Goal:
From the entries below, gather every line containing the string "válida".

Data entries:
______________________________

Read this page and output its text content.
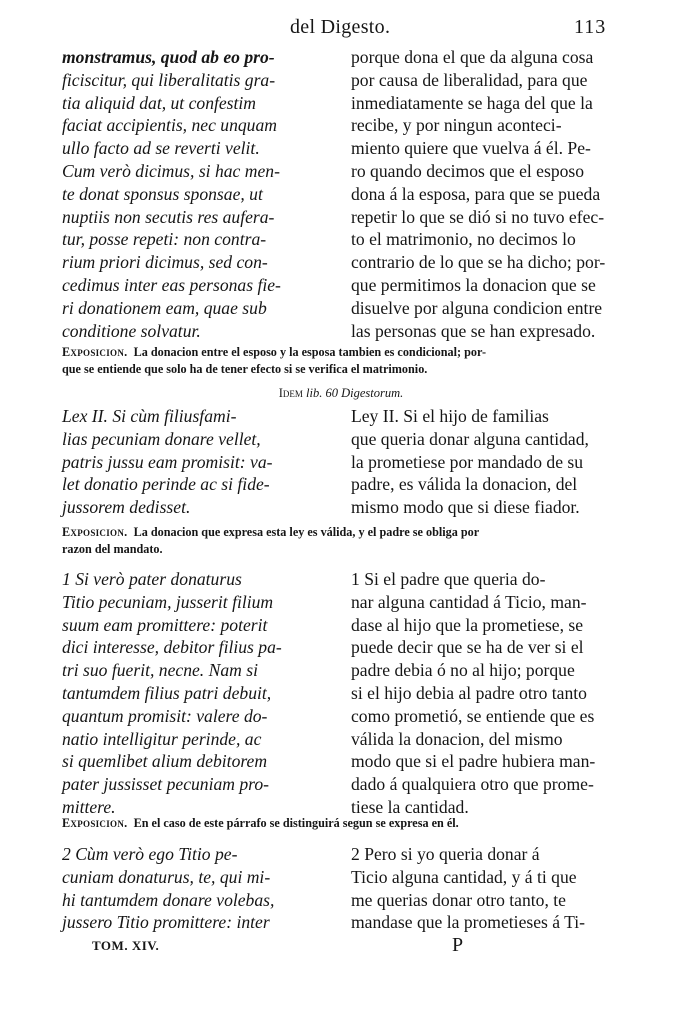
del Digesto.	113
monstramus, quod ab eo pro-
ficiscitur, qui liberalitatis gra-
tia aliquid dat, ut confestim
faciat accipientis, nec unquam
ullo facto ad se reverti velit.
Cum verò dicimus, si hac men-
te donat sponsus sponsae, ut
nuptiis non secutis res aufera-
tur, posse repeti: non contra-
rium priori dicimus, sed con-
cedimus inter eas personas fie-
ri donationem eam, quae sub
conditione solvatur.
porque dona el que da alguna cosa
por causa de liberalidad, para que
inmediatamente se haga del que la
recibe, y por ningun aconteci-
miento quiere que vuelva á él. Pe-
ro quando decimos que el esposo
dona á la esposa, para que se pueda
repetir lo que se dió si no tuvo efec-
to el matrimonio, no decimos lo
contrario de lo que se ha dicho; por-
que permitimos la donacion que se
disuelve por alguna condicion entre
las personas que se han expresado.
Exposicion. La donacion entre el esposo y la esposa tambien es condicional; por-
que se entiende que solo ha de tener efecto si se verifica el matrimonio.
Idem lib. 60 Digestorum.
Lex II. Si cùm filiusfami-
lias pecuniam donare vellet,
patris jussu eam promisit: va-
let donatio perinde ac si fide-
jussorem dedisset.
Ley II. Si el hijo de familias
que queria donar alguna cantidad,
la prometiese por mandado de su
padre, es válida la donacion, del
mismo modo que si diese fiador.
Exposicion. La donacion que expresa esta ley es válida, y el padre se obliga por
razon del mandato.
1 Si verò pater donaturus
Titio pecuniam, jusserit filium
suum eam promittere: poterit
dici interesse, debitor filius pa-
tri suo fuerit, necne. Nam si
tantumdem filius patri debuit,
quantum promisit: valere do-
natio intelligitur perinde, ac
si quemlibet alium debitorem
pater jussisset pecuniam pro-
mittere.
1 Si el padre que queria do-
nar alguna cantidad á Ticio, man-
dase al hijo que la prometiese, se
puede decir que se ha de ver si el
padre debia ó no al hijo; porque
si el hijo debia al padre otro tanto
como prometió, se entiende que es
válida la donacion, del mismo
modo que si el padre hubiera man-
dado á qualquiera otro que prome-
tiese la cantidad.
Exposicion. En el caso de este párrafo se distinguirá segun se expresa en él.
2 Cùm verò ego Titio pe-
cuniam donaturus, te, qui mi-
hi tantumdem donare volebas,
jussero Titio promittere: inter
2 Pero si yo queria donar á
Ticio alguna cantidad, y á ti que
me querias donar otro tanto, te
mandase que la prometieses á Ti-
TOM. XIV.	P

______________________________

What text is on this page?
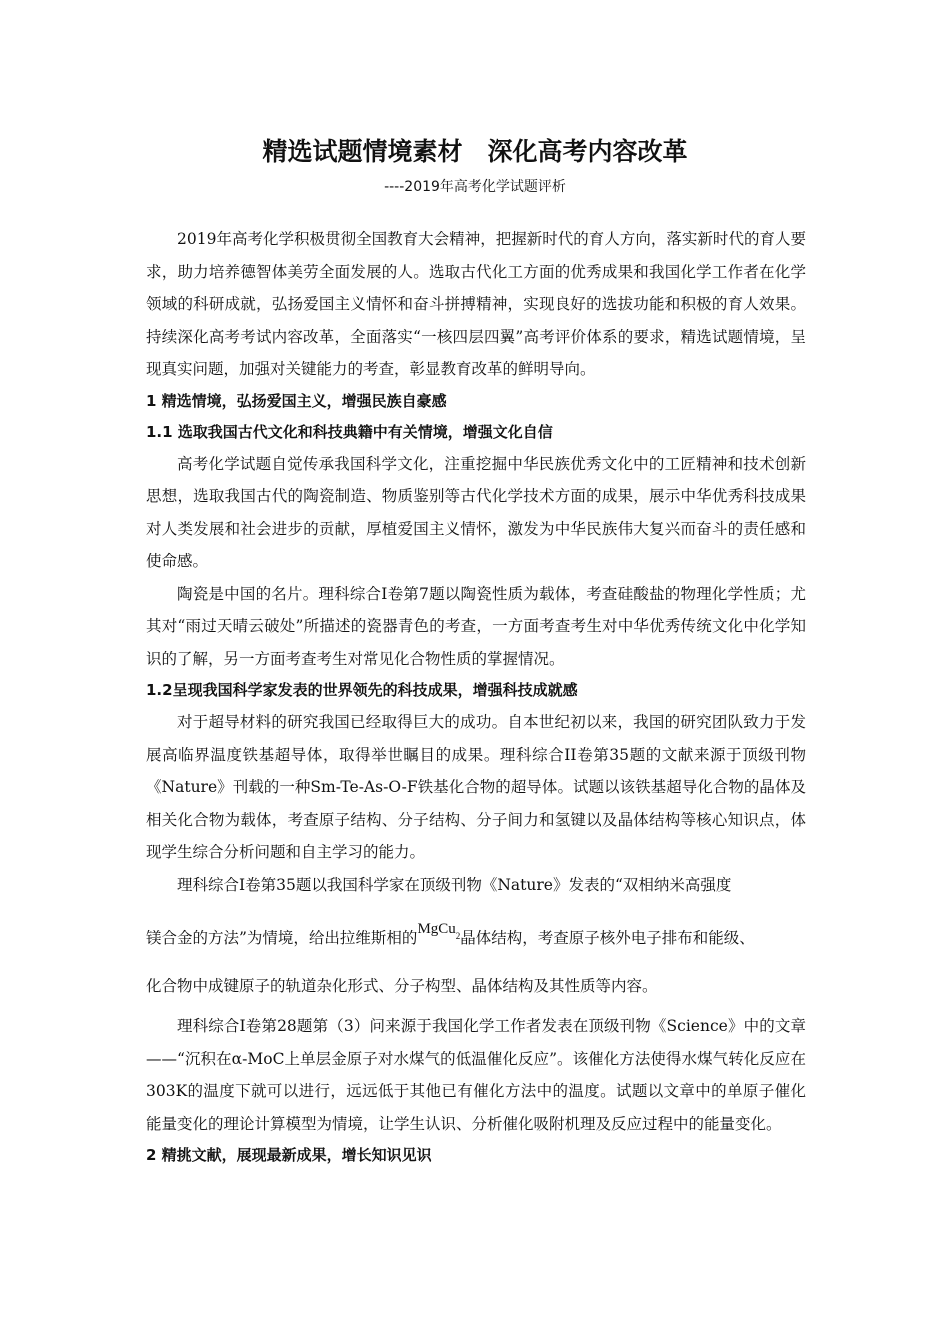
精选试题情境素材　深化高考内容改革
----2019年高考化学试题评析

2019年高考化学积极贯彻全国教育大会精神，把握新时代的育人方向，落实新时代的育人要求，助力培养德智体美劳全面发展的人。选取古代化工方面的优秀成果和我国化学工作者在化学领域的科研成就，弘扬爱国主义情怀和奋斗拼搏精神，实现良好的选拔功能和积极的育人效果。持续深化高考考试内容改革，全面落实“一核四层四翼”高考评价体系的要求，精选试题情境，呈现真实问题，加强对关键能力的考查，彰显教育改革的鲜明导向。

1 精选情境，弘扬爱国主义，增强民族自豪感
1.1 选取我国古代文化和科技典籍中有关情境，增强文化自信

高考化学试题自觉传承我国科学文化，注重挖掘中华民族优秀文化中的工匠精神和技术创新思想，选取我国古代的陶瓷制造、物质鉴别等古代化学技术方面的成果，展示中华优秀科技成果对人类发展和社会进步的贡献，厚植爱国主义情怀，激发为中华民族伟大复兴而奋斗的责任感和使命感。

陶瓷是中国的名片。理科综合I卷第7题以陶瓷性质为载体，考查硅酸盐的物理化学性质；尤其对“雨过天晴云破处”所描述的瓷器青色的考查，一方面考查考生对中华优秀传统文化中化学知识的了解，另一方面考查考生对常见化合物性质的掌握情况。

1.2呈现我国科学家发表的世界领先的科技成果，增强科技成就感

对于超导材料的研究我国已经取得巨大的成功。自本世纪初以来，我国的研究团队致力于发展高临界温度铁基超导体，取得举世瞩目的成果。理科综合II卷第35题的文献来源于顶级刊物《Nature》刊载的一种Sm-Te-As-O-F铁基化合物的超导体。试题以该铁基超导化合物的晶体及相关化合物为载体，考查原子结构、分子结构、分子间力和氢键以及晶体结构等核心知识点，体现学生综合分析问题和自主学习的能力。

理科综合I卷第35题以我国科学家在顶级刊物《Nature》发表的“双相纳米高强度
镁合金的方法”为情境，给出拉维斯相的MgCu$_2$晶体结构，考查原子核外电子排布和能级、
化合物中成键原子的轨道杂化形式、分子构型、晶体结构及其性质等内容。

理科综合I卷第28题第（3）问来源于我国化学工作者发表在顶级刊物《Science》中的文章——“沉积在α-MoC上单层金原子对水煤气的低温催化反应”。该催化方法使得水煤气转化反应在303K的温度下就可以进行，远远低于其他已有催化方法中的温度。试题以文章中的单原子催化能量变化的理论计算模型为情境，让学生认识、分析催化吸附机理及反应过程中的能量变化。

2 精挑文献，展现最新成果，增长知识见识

______________________________

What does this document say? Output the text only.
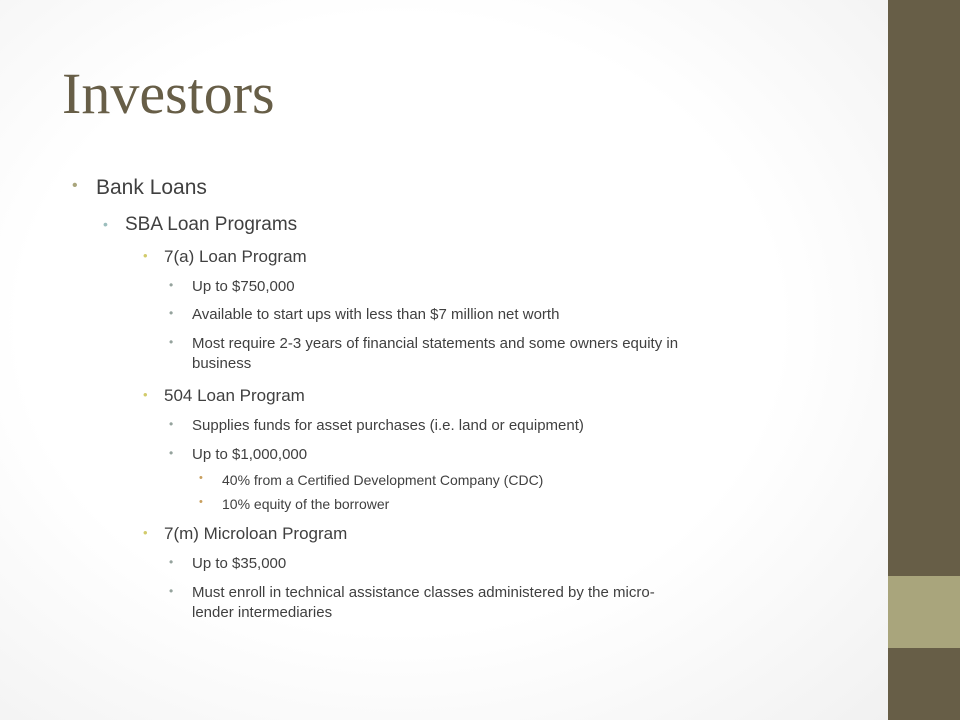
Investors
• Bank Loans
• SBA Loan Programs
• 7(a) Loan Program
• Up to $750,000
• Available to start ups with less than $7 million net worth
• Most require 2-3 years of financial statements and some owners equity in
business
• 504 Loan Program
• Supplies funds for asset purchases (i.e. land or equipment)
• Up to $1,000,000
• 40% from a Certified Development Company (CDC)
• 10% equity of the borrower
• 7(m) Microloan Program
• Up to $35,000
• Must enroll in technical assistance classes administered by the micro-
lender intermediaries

______________________________

The solution:
padre, es válida la donacion, del
Exposicion. La donacion que expresa esta ley es válida, y el padre se obliga por
válida la donacion, del mismo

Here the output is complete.